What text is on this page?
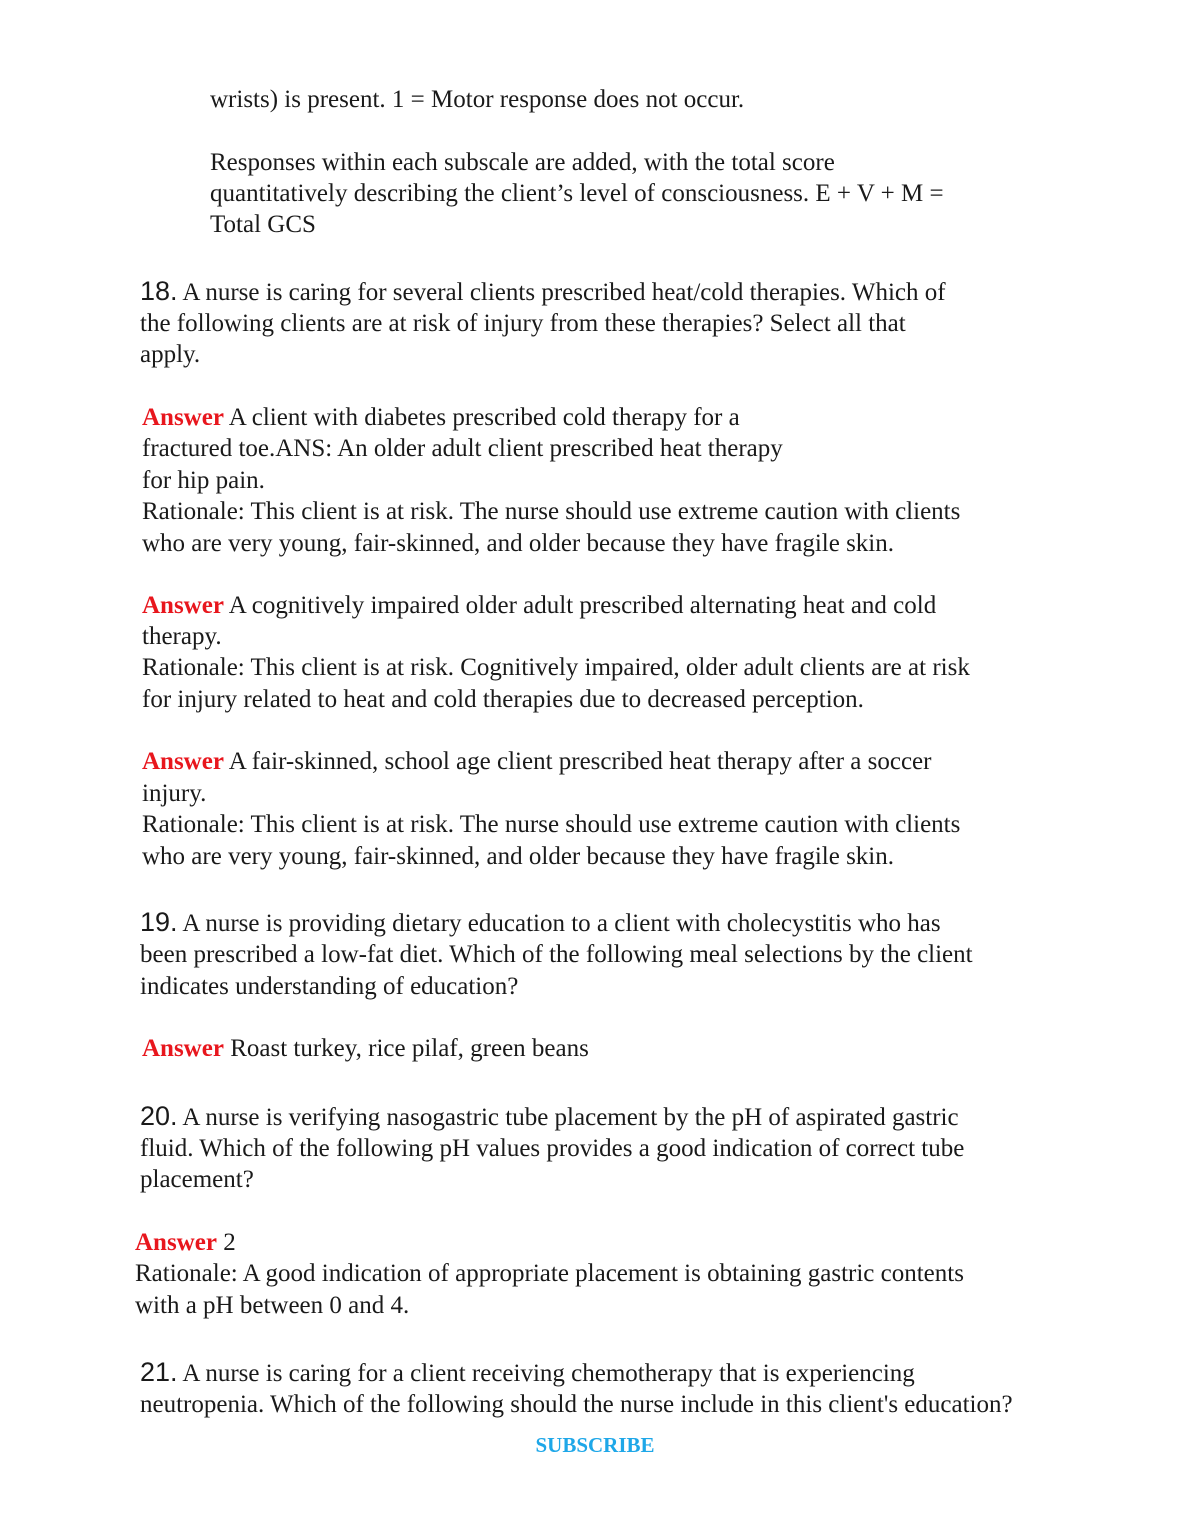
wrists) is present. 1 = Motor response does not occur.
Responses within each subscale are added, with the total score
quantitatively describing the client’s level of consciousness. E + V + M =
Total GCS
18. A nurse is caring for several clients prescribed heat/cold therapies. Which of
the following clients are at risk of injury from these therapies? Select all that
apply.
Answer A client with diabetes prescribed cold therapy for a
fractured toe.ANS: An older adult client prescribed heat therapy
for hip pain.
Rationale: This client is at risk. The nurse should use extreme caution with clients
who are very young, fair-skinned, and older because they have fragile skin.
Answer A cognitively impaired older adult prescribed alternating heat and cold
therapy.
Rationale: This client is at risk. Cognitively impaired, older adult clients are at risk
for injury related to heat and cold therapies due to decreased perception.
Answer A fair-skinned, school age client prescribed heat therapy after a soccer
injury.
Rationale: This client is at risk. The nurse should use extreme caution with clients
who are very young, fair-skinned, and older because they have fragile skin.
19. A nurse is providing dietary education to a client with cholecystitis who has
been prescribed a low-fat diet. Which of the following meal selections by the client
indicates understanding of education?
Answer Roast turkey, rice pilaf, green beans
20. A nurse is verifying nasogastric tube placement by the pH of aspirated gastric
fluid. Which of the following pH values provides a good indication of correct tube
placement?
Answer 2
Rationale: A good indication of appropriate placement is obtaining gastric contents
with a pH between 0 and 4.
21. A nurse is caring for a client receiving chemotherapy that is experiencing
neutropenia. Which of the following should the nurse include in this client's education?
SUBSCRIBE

--

→ What is asked
Pick out the lines that contain "Answer" and copy them.

→ Task output
Answer A client with diabetes prescribed cold therapy for a
Answer A cognitively impaired older adult prescribed alternating heat and cold
Answer A fair-skinned, school age client prescribed heat therapy after a soccer
Answer Roast turkey, rice pilaf, green beans
Answer 2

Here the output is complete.